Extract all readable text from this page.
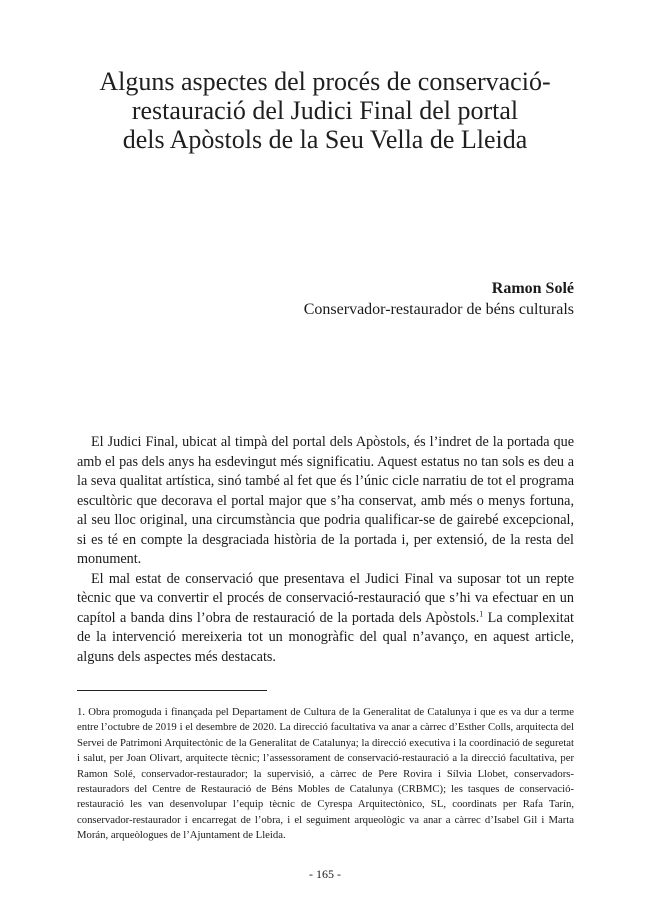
Alguns aspectes del procés de conservació-
restauració del Judici Final del portal
dels Apòstols de la Seu Vella de Lleida
Ramon Solé
Conservador-restaurador de béns culturals

El Judici Final, ubicat al timpà del portal dels Apòstols, és l’indret de la portada que amb el pas dels anys ha esdevingut més significatiu. Aquest estatus no tan sols es deu a la seva qualitat artística, sinó també al fet que és l’únic cicle narratiu de tot el programa escultòric que decorava el portal major que s’ha conservat, amb més o menys fortuna, al seu lloc original, una circumstància que podria qualificar-se de gairebé excepcional, si es té en compte la desgraciada història de la portada i, per extensió, de la resta del monument.

El mal estat de conservació que presentava el Judici Final va suposar tot un repte tècnic que va convertir el procés de conservació-restauració que s’hi va efectuar en un capítol a banda dins l’obra de restauració de la portada dels Apòstols.$^1$ La complexitat de la intervenció mereixeria tot un monogràfic del qual n’avanço, en aquest article, alguns dels aspectes més destacats.

1. Obra promoguda i finançada pel Departament de Cultura de la Generalitat de Catalunya i que es va dur a terme entre l’octubre de 2019 i el desembre de 2020. La direcció facultativa va anar a càrrec d’Esther Colls, arquitecta del Servei de Patrimoni Arquitectònic de la Generalitat de Catalunya; la direcció executiva i la coordinació de seguretat i salut, per Joan Olivart, arquitecte tècnic; l’assessorament de conservació-restauració a la direcció facultativa, per Ramon Solé, conservador-restaurador; la supervisió, a càrrec de Pere Rovira i Sílvia Llobet, conservadors-restauradors del Centre de Restauració de Béns Mobles de Catalunya (CRBMC); les tasques de conservació-restauració les van desenvolupar l’equip tècnic de Cyrespa Arquitectònico, SL, coordinats per Rafa Tarín, conservador-restaurador i encarregat de l’obra, i el seguiment arqueològic va anar a càrrec d’Isabel Gil i Marta Morán, arqueòlogues de l’Ajuntament de Lleida.

- 165 -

[Task description] Copy every line of the data word for word, omitting the images.

[Response below]
Extract all readable text from this page.
Alguns aspectes del procés de conservació-
restauració del Judici Final del portal
dels Apòstols de la Seu Vella de Lleida
Ramon Solé
Conservador-restaurador de béns culturals

El Judici Final, ubicat al timpà del portal dels Apòstols, és l’indret de la portada que amb el pas dels anys ha esdevingut més significatiu. Aquest estatus no tan sols es deu a la seva qualitat artística, sinó també al fet que és l’únic cicle narratiu de tot el programa escultòric que decorava el portal major que s’ha conservat, amb més o menys fortuna, al seu lloc original, una circumstància que podria qualificar-se de gairebé excepcional, si es té en compte la desgraciada història de la portada i, per extensió, de la resta del monument.

El mal estat de conservació que presentava el Judici Final va suposar tot un repte tècnic que va convertir el procés de conservació-restauració que s’hi va efectuar en un capítol a banda dins l’obra de restauració de la portada dels Apòstols.$^1$ La complexitat de la intervenció mereixeria tot un monogràfic del qual n’avanço, en aquest article, alguns dels aspectes més destacats.

1. Obra promoguda i finançada pel Departament de Cultura de la Generalitat de Catalunya i que es va dur a terme entre l’octubre de 2019 i el desembre de 2020. La direcció facultativa va anar a càrrec d’Esther Colls, arquitecta del Servei de Patrimoni Arquitectònic de la Generalitat de Catalunya; la direcció executiva i la coordinació de seguretat i salut, per Joan Olivart, arquitecte tècnic; l’assessorament de conservació-restauració a la direcció facultativa, per Ramon Solé, conservador-restaurador; la supervisió, a càrrec de Pere Rovira i Sílvia Llobet, conservadors-restauradors del Centre de Restauració de Béns Mobles de Catalunya (CRBMC); les tasques de conservació-restauració les van desenvolupar l’equip tècnic de Cyrespa Arquitectònico, SL, coordinats per Rafa Tarín, conservador-restaurador i encarregat de l’obra, i el seguiment arqueològic va anar a càrrec d’Isabel Gil i Marta Morán, arqueòlogues de l’Ajuntament de Lleida.

- 165 -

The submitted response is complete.